The exercise = The records below must be transcribed exactly. Do not include the pictures.

═══ Items

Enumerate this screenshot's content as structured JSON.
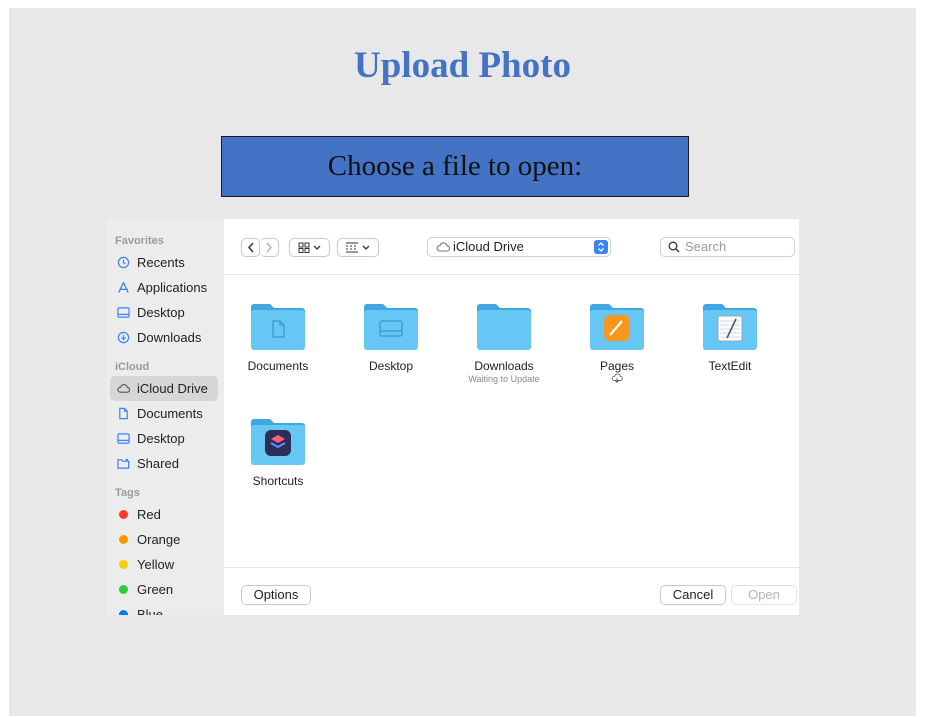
{
  "slide": {
    "title": "Upload Photo",
    "banner": "Choose a file to open:"
  },
  "sidebar": {
    "sections": [
      {
        "label": "Favorites",
        "items": [
          {
            "label": "Recents",
            "icon": "clock-icon"
          },
          {
            "label": "Applications",
            "icon": "applications-icon"
          },
          {
            "label": "Desktop",
            "icon": "desktop-icon"
          },
          {
            "label": "Downloads",
            "icon": "download-icon"
          }
        ]
      },
      {
        "label": "iCloud",
        "items": [
          {
            "label": "iCloud Drive",
            "icon": "cloud-icon",
            "selected": true
          },
          {
            "label": "Documents",
            "icon": "document-icon"
          },
          {
            "label": "Desktop",
            "icon": "desktop-icon"
          },
          {
            "label": "Shared",
            "icon": "shared-folder-icon"
          }
        ]
      },
      {
        "label": "Tags",
        "items": [
          {
            "label": "Red",
            "color": "#ff3b30"
          },
          {
            "label": "Orange",
            "color": "#ff9500"
          },
          {
            "label": "Yellow",
            "color": "#ffcc00"
          },
          {
            "label": "Green",
            "color": "#28cd41"
          },
          {
            "label": "Blue",
            "color": "#007aff"
          }
        ]
      }
    ]
  },
  "toolbar": {
    "back": "back-icon",
    "forward": "forward-icon",
    "view_icon": "grid-view-icon",
    "group_icon": "group-view-icon",
    "location": "iCloud Drive",
    "search_placeholder": "Search"
  },
  "files": [
    {
      "name": "Documents",
      "sub": "",
      "badge": "document"
    },
    {
      "name": "Desktop",
      "sub": "",
      "badge": "desktop"
    },
    {
      "name": "Downloads",
      "sub": "Waiting to Update",
      "badge": "none"
    },
    {
      "name": "Pages",
      "sub": "",
      "badge": "pages",
      "cloud": true
    },
    {
      "name": "TextEdit",
      "sub": "",
      "badge": "textedit"
    },
    {
      "name": "Shortcuts",
      "sub": "",
      "badge": "shortcuts"
    }
  ],
  "buttons": {
    "options": "Options",
    "cancel": "Cancel",
    "open": "Open"
  },
  "colors": {
    "accent": "#4472c4",
    "folder": "#5ec1f2",
    "selection": "#d6d6d6"
  }
}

══════

Result of the task =
Enumerate this screenshot's content as structured JSON.
{
  "slide": {
    "title": "Upload Photo",
    "banner": "Choose a file to open:"
  },
  "sidebar": {
    "sections": [
      {
        "label": "Favorites",
        "items": [
          {
            "label": "Recents",
            "icon": "clock-icon"
          },
          {
            "label": "Applications",
            "icon": "applications-icon"
          },
          {
            "label": "Desktop",
            "icon": "desktop-icon"
          },
          {
            "label": "Downloads",
            "icon": "download-icon"
          }
        ]
      },
      {
        "label": "iCloud",
        "items": [
          {
            "label": "iCloud Drive",
            "icon": "cloud-icon",
            "selected": true
          },
          {
            "label": "Documents",
            "icon": "document-icon"
          },
          {
            "label": "Desktop",
            "icon": "desktop-icon"
          },
          {
            "label": "Shared",
            "icon": "shared-folder-icon"
          }
        ]
      },
      {
        "label": "Tags",
        "items": [
          {
            "label": "Red",
            "color": "#ff3b30"
          },
          {
            "label": "Orange",
            "color": "#ff9500"
          },
          {
            "label": "Yellow",
            "color": "#ffcc00"
          },
          {
            "label": "Green",
            "color": "#28cd41"
          },
          {
            "label": "Blue",
            "color": "#007aff"
          }
        ]
      }
    ]
  },
  "toolbar": {
    "back": "back-icon",
    "forward": "forward-icon",
    "view_icon": "grid-view-icon",
    "group_icon": "group-view-icon",
    "location": "iCloud Drive",
    "search_placeholder": "Search"
  },
  "files": [
    {
      "name": "Documents",
      "sub": "",
      "badge": "document"
    },
    {
      "name": "Desktop",
      "sub": "",
      "badge": "desktop"
    },
    {
      "name": "Downloads",
      "sub": "Waiting to Update",
      "badge": "none"
    },
    {
      "name": "Pages",
      "sub": "",
      "badge": "pages",
      "cloud": true
    },
    {
      "name": "TextEdit",
      "sub": "",
      "badge": "textedit"
    },
    {
      "name": "Shortcuts",
      "sub": "",
      "badge": "shortcuts"
    }
  ],
  "buttons": {
    "options": "Options",
    "cancel": "Cancel",
    "open": "Open"
  },
  "colors": {
    "accent": "#4472c4",
    "folder": "#5ec1f2",
    "selection": "#d6d6d6"
  }
}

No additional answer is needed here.